#### TASK MATERIAL:
=-=-=
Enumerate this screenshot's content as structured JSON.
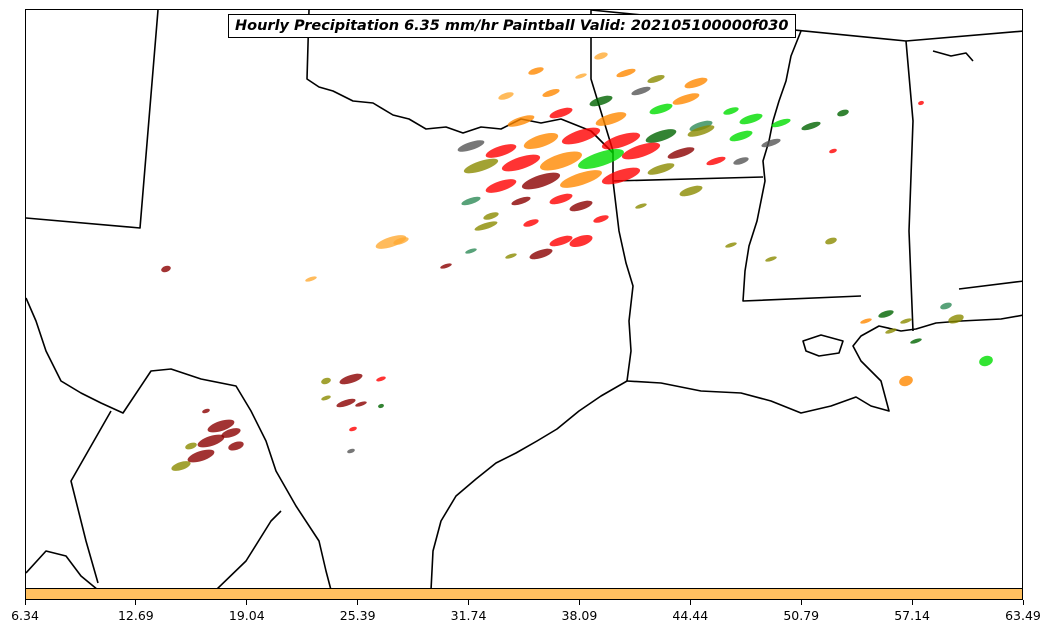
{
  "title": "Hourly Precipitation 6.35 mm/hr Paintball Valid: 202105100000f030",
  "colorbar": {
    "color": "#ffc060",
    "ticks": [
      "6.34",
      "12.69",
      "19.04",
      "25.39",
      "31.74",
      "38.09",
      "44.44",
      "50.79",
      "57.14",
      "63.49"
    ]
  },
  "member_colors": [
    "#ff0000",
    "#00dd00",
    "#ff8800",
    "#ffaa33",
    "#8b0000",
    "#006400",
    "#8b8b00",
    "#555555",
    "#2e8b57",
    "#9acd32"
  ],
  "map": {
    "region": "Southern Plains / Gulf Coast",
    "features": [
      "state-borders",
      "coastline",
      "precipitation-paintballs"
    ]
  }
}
=-=-=
#### YOUR INSTRUCTIONS:
Leave the pictures out, and print every line of the listing exactly as written.

#### ANSWER FOR THE TASK:
Enumerate this screenshot's content as structured JSON.
{
  "title": "Hourly Precipitation 6.35 mm/hr Paintball Valid: 202105100000f030",
  "colorbar": {
    "color": "#ffc060",
    "ticks": [
      "6.34",
      "12.69",
      "19.04",
      "25.39",
      "31.74",
      "38.09",
      "44.44",
      "50.79",
      "57.14",
      "63.49"
    ]
  },
  "member_colors": [
    "#ff0000",
    "#00dd00",
    "#ff8800",
    "#ffaa33",
    "#8b0000",
    "#006400",
    "#8b8b00",
    "#555555",
    "#2e8b57",
    "#9acd32"
  ],
  "map": {
    "region": "Southern Plains / Gulf Coast",
    "features": [
      "state-borders",
      "coastline",
      "precipitation-paintballs"
    ]
  }
}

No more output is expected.